**WHAT THE TASK ASKS:** Extract all lines from the data beneath that include the word "name".

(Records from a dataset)
▼

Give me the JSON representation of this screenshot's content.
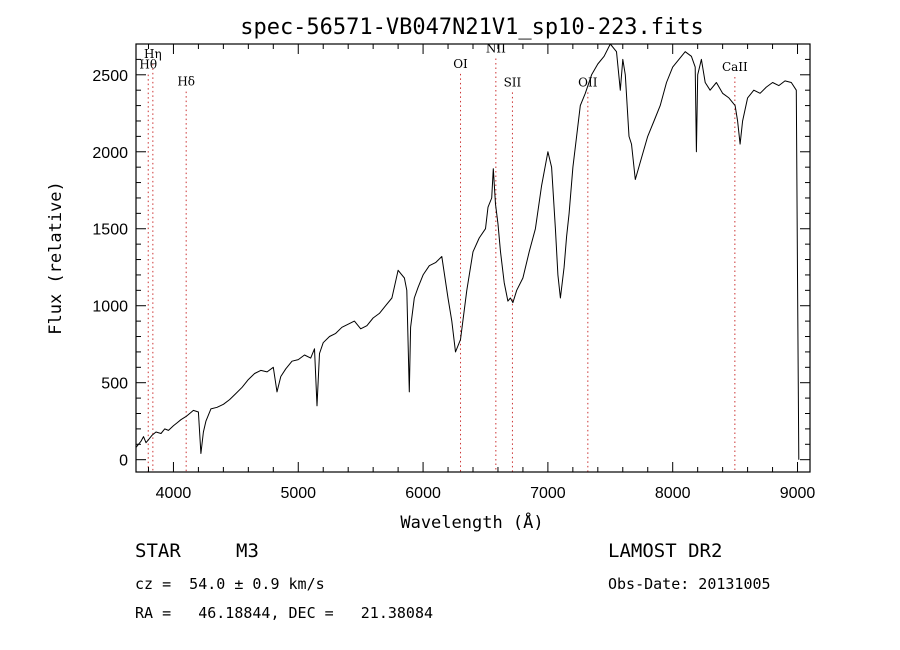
{
  "chart_data": {
    "type": "line",
    "title": "spec-56571-VB047N21V1_sp10-223.fits",
    "xlabel": "Wavelength (Å)",
    "ylabel": "Flux (relative)",
    "xlim": [
      3700,
      9100
    ],
    "ylim": [
      -80,
      2700
    ],
    "x_ticks": [
      4000,
      5000,
      6000,
      7000,
      8000,
      9000
    ],
    "y_ticks": [
      0,
      500,
      1000,
      1500,
      2000,
      2500
    ],
    "grid": false,
    "line_color": "#000000",
    "marker_color": "#cc3333",
    "series": [
      {
        "x": [
          3700,
          3720,
          3740,
          3760,
          3780,
          3800,
          3830,
          3860,
          3900,
          3930,
          3960,
          4000,
          4030,
          4060,
          4100,
          4130,
          4160,
          4200,
          4220,
          4240,
          4260,
          4300,
          4350,
          4400,
          4450,
          4500,
          4550,
          4600,
          4650,
          4700,
          4750,
          4800,
          4830,
          4860,
          4900,
          4950,
          5000,
          5050,
          5100,
          5130,
          5150,
          5170,
          5200,
          5250,
          5300,
          5350,
          5400,
          5450,
          5500,
          5550,
          5600,
          5650,
          5700,
          5750,
          5800,
          5850,
          5870,
          5890,
          5900,
          5930,
          5960,
          6000,
          6050,
          6100,
          6150,
          6200,
          6230,
          6260,
          6300,
          6350,
          6400,
          6450,
          6500,
          6520,
          6550,
          6563,
          6580,
          6600,
          6620,
          6650,
          6680,
          6700,
          6720,
          6750,
          6800,
          6850,
          6900,
          6950,
          7000,
          7030,
          7060,
          7080,
          7100,
          7130,
          7150,
          7170,
          7200,
          7230,
          7260,
          7300,
          7350,
          7400,
          7450,
          7500,
          7550,
          7580,
          7600,
          7620,
          7650,
          7670,
          7700,
          7750,
          7800,
          7850,
          7900,
          7950,
          8000,
          8050,
          8100,
          8150,
          8180,
          8190,
          8200,
          8230,
          8260,
          8300,
          8350,
          8400,
          8450,
          8500,
          8520,
          8540,
          8560,
          8600,
          8650,
          8700,
          8750,
          8800,
          8850,
          8900,
          8950,
          8990,
          9000,
          9010
        ],
        "y": [
          80,
          100,
          120,
          150,
          110,
          130,
          160,
          180,
          170,
          200,
          190,
          220,
          240,
          260,
          280,
          300,
          320,
          310,
          40,
          180,
          250,
          330,
          340,
          360,
          390,
          430,
          470,
          520,
          560,
          580,
          570,
          600,
          440,
          540,
          590,
          640,
          650,
          680,
          660,
          720,
          350,
          690,
          760,
          800,
          820,
          860,
          880,
          900,
          850,
          870,
          920,
          950,
          1000,
          1050,
          1230,
          1180,
          1100,
          440,
          860,
          1050,
          1120,
          1200,
          1260,
          1280,
          1320,
          1050,
          900,
          700,
          780,
          1100,
          1350,
          1440,
          1500,
          1640,
          1700,
          1890,
          1660,
          1530,
          1350,
          1150,
          1030,
          1050,
          1020,
          1100,
          1180,
          1350,
          1500,
          1780,
          2000,
          1900,
          1500,
          1200,
          1050,
          1250,
          1450,
          1600,
          1900,
          2100,
          2300,
          2380,
          2500,
          2570,
          2620,
          2700,
          2650,
          2400,
          2600,
          2500,
          2100,
          2050,
          1820,
          1960,
          2100,
          2200,
          2300,
          2450,
          2550,
          2600,
          2650,
          2620,
          2550,
          2000,
          2500,
          2600,
          2450,
          2400,
          2450,
          2380,
          2350,
          2300,
          2200,
          2050,
          2200,
          2350,
          2400,
          2380,
          2420,
          2450,
          2430,
          2460,
          2450,
          2400,
          1200,
          0
        ]
      }
    ],
    "spectral_lines": [
      {
        "name": "Hη",
        "x": 3835,
        "label_y": 2610
      },
      {
        "name": "Hθ",
        "x": 3798,
        "label_y": 2540
      },
      {
        "name": "Hδ",
        "x": 4102,
        "label_y": 2430
      },
      {
        "name": "OI",
        "x": 6300,
        "label_y": 2545
      },
      {
        "name": "NII",
        "x": 6583,
        "label_y": 2645
      },
      {
        "name": "SII",
        "x": 6716,
        "label_y": 2425
      },
      {
        "name": "OII",
        "x": 7320,
        "label_y": 2425
      },
      {
        "name": "CaII",
        "x": 8498,
        "label_y": 2525
      }
    ]
  },
  "info": {
    "object_class": "STAR",
    "subclass": "M3",
    "survey": "LAMOST DR2",
    "redshift": "cz =  54.0 ± 0.9 km/s",
    "obs_date": "Obs-Date: 20131005",
    "coords": "RA =   46.18844, DEC =   21.38084"
  }
}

▲

**TASK SOLUTION:**
        "name": "Hη",
        "name": "Hθ",
        "name": "Hδ",
        "name": "OI",
        "name": "NII",
        "name": "SII",
        "name": "OII",
        "name": "CaII",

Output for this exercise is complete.